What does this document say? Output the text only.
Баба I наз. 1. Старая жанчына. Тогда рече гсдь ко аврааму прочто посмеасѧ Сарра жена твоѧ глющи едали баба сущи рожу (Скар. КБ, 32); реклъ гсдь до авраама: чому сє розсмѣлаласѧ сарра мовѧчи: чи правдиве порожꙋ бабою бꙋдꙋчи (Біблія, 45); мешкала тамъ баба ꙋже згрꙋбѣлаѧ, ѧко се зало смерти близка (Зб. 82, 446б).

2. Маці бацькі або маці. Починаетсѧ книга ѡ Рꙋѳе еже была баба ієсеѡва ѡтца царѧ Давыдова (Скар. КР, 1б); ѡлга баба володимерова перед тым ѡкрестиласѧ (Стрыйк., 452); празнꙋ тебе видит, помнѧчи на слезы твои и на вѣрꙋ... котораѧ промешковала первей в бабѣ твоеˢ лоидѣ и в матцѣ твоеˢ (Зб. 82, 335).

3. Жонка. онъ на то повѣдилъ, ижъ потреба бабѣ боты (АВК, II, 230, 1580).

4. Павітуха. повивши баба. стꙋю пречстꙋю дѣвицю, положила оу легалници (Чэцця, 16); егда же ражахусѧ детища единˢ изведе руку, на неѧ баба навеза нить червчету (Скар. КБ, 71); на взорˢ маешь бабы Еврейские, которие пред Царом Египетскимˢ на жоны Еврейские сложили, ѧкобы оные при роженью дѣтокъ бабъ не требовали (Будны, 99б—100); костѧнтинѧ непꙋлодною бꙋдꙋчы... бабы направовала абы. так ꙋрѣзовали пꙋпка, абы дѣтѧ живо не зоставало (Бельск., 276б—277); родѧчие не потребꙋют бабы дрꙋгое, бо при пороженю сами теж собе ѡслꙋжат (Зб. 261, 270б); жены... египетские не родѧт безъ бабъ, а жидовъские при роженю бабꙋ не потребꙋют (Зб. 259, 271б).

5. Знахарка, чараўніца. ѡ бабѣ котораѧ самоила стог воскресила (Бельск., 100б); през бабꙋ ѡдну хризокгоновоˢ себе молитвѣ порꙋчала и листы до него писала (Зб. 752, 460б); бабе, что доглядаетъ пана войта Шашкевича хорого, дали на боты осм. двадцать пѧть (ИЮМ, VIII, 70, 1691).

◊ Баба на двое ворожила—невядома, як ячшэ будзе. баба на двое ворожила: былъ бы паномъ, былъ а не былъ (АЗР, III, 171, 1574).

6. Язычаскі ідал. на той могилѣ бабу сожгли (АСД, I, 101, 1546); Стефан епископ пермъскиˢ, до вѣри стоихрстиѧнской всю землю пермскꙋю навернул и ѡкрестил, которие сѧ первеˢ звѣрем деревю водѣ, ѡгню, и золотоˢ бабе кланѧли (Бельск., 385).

— PROMPT —
Extract the data in full. Keep it word for word.

— ANSWER IN FULL —
What does this document say? Output the text only.
Баба I наз. 1. Старая жанчына. Тогда рече гсдь ко аврааму прочто посмеасѧ Сарра жена твоѧ глющи едали баба сущи рожу (Скар. КБ, 32); реклъ гсдь до авраама: чому сє розсмѣлаласѧ сарра мовѧчи: чи правдиве порожꙋ бабою бꙋдꙋчи (Біблія, 45); мешкала тамъ баба ꙋже згрꙋбѣлаѧ, ѧко се зало смерти близка (Зб. 82, 446б).

2. Маці бацькі або маці. Починаетсѧ книга ѡ Рꙋѳе еже была баба ієсеѡва ѡтца царѧ Давыдова (Скар. КР, 1б); ѡлга баба володимерова перед тым ѡкрестиласѧ (Стрыйк., 452); празнꙋ тебе видит, помнѧчи на слезы твои и на вѣрꙋ... котораѧ промешковала первей в бабѣ твоеˢ лоидѣ и в матцѣ твоеˢ (Зб. 82, 335).

3. Жонка. онъ на то повѣдилъ, ижъ потреба бабѣ боты (АВК, II, 230, 1580).

4. Павітуха. повивши баба. стꙋю пречстꙋю дѣвицю, положила оу легалници (Чэцця, 16); егда же ражахусѧ детища единˢ изведе руку, на неѧ баба навеза нить червчету (Скар. КБ, 71); на взорˢ маешь бабы Еврейские, которие пред Царом Египетскимˢ на жоны Еврейские сложили, ѧкобы оные при роженью дѣтокъ бабъ не требовали (Будны, 99б—100); костѧнтинѧ непꙋлодною бꙋдꙋчы... бабы направовала абы. так ꙋрѣзовали пꙋпка, абы дѣтѧ живо не зоставало (Бельск., 276б—277); родѧчие не потребꙋют бабы дрꙋгое, бо при пороженю сами теж собе ѡслꙋжат (Зб. 261, 270б); жены... египетские не родѧт безъ бабъ, а жидовъские при роженю бабꙋ не потребꙋют (Зб. 259, 271б).

5. Знахарка, чараўніца. ѡ бабѣ котораѧ самоила стог воскресила (Бельск., 100б); през бабꙋ ѡдну хризокгоновоˢ себе молитвѣ порꙋчала и листы до него писала (Зб. 752, 460б); бабе, что доглядаетъ пана войта Шашкевича хорого, дали на боты осм. двадцать пѧть (ИЮМ, VIII, 70, 1691).

◊ Баба на двое ворожила—невядома, як ячшэ будзе. баба на двое ворожила: былъ бы паномъ, былъ а не былъ (АЗР, III, 171, 1574).

6. Язычаскі ідал. на той могилѣ бабу сожгли (АСД, I, 101, 1546); Стефан епископ пермъскиˢ, до вѣри стоихрстиѧнской всю землю пермскꙋю навернул и ѡкрестил, которие сѧ первеˢ звѣрем деревю водѣ, ѡгню, и золотоˢ бабе кланѧли (Бельск., 385).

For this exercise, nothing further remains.